Task
Show every line of the records below that contains the word "JSON".

---------- Material for the task ----------

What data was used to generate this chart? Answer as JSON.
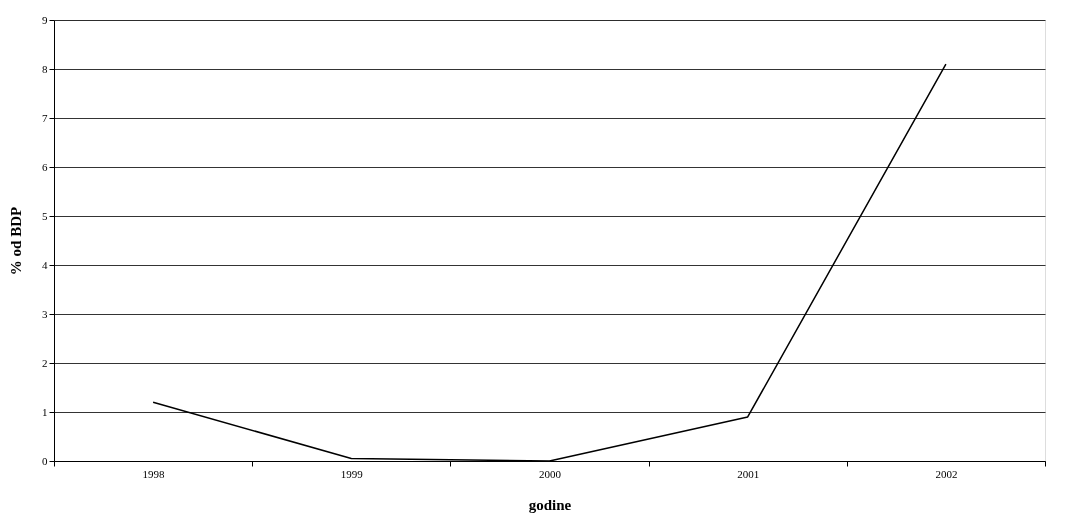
{
  "chart_data": {
    "type": "line",
    "xlabel": "godine",
    "ylabel": "% od BDP",
    "categories": [
      "1998",
      "1999",
      "2000",
      "2001",
      "2002"
    ],
    "series": [
      {
        "color": "#000000",
        "values": [
          1.2,
          0.05,
          0.0,
          0.9,
          8.1
        ]
      }
    ],
    "ylim": [
      0,
      9
    ],
    "yticks": [
      0,
      1,
      2,
      3,
      4,
      5,
      6,
      7,
      8,
      9
    ],
    "grid": "y",
    "marker": "none",
    "line_style": "solid"
  }
}
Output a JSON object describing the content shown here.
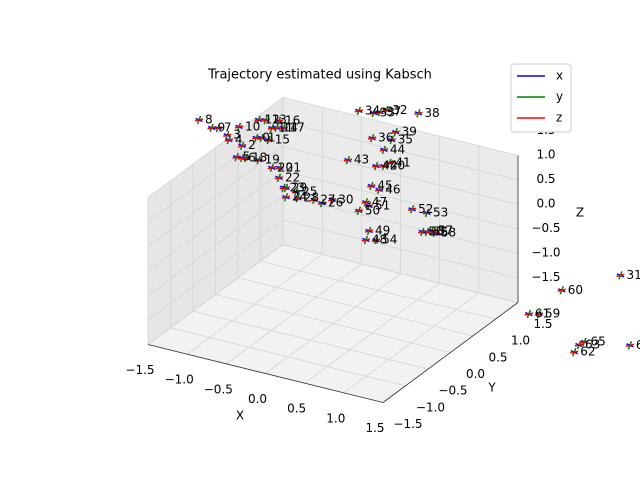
{
  "chart_data": {
    "type": "scatter3d",
    "title": "Trajectory estimated using Kabsch",
    "xlabel": "X",
    "ylabel": "Y",
    "zlabel": "Z",
    "xlim": [
      -1.5,
      1.5
    ],
    "ylim": [
      -1.5,
      1.5
    ],
    "zlim": [
      -1.5,
      1.5
    ],
    "xticks": [
      {
        "value": -1.5,
        "label": "−1.5"
      },
      {
        "value": -1.0,
        "label": "−1.0"
      },
      {
        "value": -0.5,
        "label": "−0.5"
      },
      {
        "value": 0.0,
        "label": "0.0"
      },
      0.5,
      {
        "value": 1.0,
        "label": "1.0"
      },
      1.5
    ],
    "yticks": [
      {
        "value": -1.5,
        "label": "−1.5"
      },
      {
        "value": -1.0,
        "label": "−1.0"
      },
      {
        "value": -0.5,
        "label": "−0.5"
      },
      {
        "value": 0.0,
        "label": "0.0"
      },
      0.5,
      {
        "value": 1.0,
        "label": "1.0"
      },
      1.5
    ],
    "zticks": [
      {
        "value": -1.5,
        "label": "−1.5"
      },
      {
        "value": -1.0,
        "label": "−1.0"
      },
      {
        "value": -0.5,
        "label": "−0.5"
      },
      {
        "value": 0.0,
        "label": "0.0"
      },
      0.5,
      {
        "value": 1.0,
        "label": "1.0"
      },
      1.5
    ],
    "grid": true,
    "legend_position": "upper right",
    "legend": [
      {
        "name": "x",
        "color": "#0000ff"
      },
      {
        "name": "y",
        "color": "#008000"
      },
      {
        "name": "z",
        "color": "#ff0000"
      }
    ],
    "points": [
      {
        "label": "0",
        "x": -0.98,
        "y": 0,
        "z": 1.9
      },
      {
        "label": "1",
        "x": -0.91,
        "y": 0,
        "z": 1.93
      },
      {
        "label": "2",
        "x": -1.16,
        "y": 0,
        "z": 1.67
      },
      {
        "label": "3",
        "x": -1.35,
        "y": 0,
        "z": 1.81
      },
      {
        "label": "4",
        "x": -1.33,
        "y": 0,
        "z": 1.72
      },
      {
        "label": "5",
        "x": -1.23,
        "y": 0,
        "z": 1.41
      },
      {
        "label": "6",
        "x": -1.16,
        "y": 0,
        "z": 1.42
      },
      {
        "label": "7",
        "x": -1.47,
        "y": 0,
        "z": 1.91
      },
      {
        "label": "8",
        "x": -1.71,
        "y": 0,
        "z": 1.98
      },
      {
        "label": "9",
        "x": -1.55,
        "y": 0,
        "z": 1.88
      },
      {
        "label": "10",
        "x": -1.2,
        "y": 0,
        "z": 2.04
      },
      {
        "label": "11",
        "x": -0.78,
        "y": 0,
        "z": 2.18
      },
      {
        "label": "12",
        "x": -0.95,
        "y": 0,
        "z": 2.28
      },
      {
        "label": "13",
        "x": -0.86,
        "y": 0,
        "z": 2.31
      },
      {
        "label": "14",
        "x": -0.72,
        "y": 0,
        "z": 2.21
      },
      {
        "label": "15",
        "x": -0.82,
        "y": 0,
        "z": 1.92
      },
      {
        "label": "16",
        "x": -0.69,
        "y": 0,
        "z": 2.36
      },
      {
        "label": "17",
        "x": -0.63,
        "y": 0,
        "z": 2.24
      },
      {
        "label": "18",
        "x": -1.11,
        "y": 0,
        "z": 1.44
      },
      {
        "label": "19",
        "x": -0.95,
        "y": 0,
        "z": 1.46
      },
      {
        "label": "20",
        "x": -0.78,
        "y": 0,
        "z": 1.37
      },
      {
        "label": "21",
        "x": -0.68,
        "y": 0,
        "z": 1.41
      },
      {
        "label": "22",
        "x": -0.69,
        "y": 0,
        "z": 1.2
      },
      {
        "label": "23",
        "x": -0.63,
        "y": 0,
        "z": 1.02
      },
      {
        "label": "24",
        "x": -0.6,
        "y": 0,
        "z": 0.84
      },
      {
        "label": "25",
        "x": -0.47,
        "y": 0,
        "z": 1.0
      },
      {
        "label": "26",
        "x": -0.14,
        "y": 0,
        "z": 0.9
      },
      {
        "label": "27",
        "x": -0.24,
        "y": 0,
        "z": 0.93
      },
      {
        "label": "28",
        "x": -0.45,
        "y": 0,
        "z": 0.88
      },
      {
        "label": "29",
        "x": -0.6,
        "y": 0,
        "z": 1.03
      },
      {
        "label": "30",
        "x": -0.01,
        "y": 0,
        "z": 1.02
      },
      {
        "label": "31",
        "x": 3.67,
        "y": 0,
        "z": 0.93
      },
      {
        "label": "32",
        "x": 0.68,
        "y": 0,
        "z": 3.12
      },
      {
        "label": "33",
        "x": 0.52,
        "y": 0,
        "z": 3.0
      },
      {
        "label": "34",
        "x": 0.33,
        "y": 0,
        "z": 2.97
      },
      {
        "label": "35",
        "x": 0.75,
        "y": 0,
        "z": 2.54
      },
      {
        "label": "36",
        "x": 0.5,
        "y": 0,
        "z": 2.48
      },
      {
        "label": "37",
        "x": 0.6,
        "y": 0,
        "z": 3.05
      },
      {
        "label": "38",
        "x": 1.09,
        "y": 0,
        "z": 3.22
      },
      {
        "label": "39",
        "x": 0.8,
        "y": 0,
        "z": 2.72
      },
      {
        "label": "40",
        "x": 0.65,
        "y": 0,
        "z": 1.97
      },
      {
        "label": "41",
        "x": 0.72,
        "y": 0,
        "z": 2.06
      },
      {
        "label": "42",
        "x": 0.55,
        "y": 0,
        "z": 1.93
      },
      {
        "label": "43",
        "x": 0.19,
        "y": 0,
        "z": 1.91
      },
      {
        "label": "44",
        "x": 0.65,
        "y": 0,
        "z": 2.3
      },
      {
        "label": "45",
        "x": 0.49,
        "y": 0,
        "z": 1.5
      },
      {
        "label": "46",
        "x": 0.59,
        "y": 0,
        "z": 1.46
      },
      {
        "label": "47",
        "x": 0.42,
        "y": 0,
        "z": 1.14
      },
      {
        "label": "48",
        "x": 0.42,
        "y": 0,
        "z": 0.37
      },
      {
        "label": "49",
        "x": 0.46,
        "y": 0,
        "z": 0.57
      },
      {
        "label": "50",
        "x": 0.33,
        "y": 0,
        "z": 0.93
      },
      {
        "label": "51",
        "x": 0.46,
        "y": 0,
        "z": 1.08
      },
      {
        "label": "52",
        "x": 1.01,
        "y": 0,
        "z": 1.23
      },
      {
        "label": "53",
        "x": 1.2,
        "y": 0,
        "z": 1.23
      },
      {
        "label": "54",
        "x": 0.55,
        "y": 0,
        "z": 0.42
      },
      {
        "label": "55",
        "x": 1.2,
        "y": 0,
        "z": 0.84
      },
      {
        "label": "56",
        "x": 1.14,
        "y": 0,
        "z": 0.82
      },
      {
        "label": "57",
        "x": 1.26,
        "y": 0,
        "z": 0.88
      },
      {
        "label": "58",
        "x": 1.3,
        "y": 0,
        "z": 0.86
      },
      {
        "label": "59",
        "x": 2.63,
        "y": 0,
        "z": -0.27
      },
      {
        "label": "60",
        "x": 2.92,
        "y": 0,
        "z": 0.33
      },
      {
        "label": "61",
        "x": 2.5,
        "y": 0,
        "z": -0.32
      },
      {
        "label": "62",
        "x": 3.08,
        "y": 0,
        "z": -0.87
      },
      {
        "label": "63",
        "x": 3.14,
        "y": 0,
        "z": -0.7
      },
      {
        "label": "64",
        "x": 3.79,
        "y": 0,
        "z": -0.45
      },
      {
        "label": "65",
        "x": 3.21,
        "y": 0,
        "z": -0.61
      }
    ]
  }
}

----------

Finished exercise
What data was used to generate this chart? Answer as JSON.
Output a JSON object describing the content shown here.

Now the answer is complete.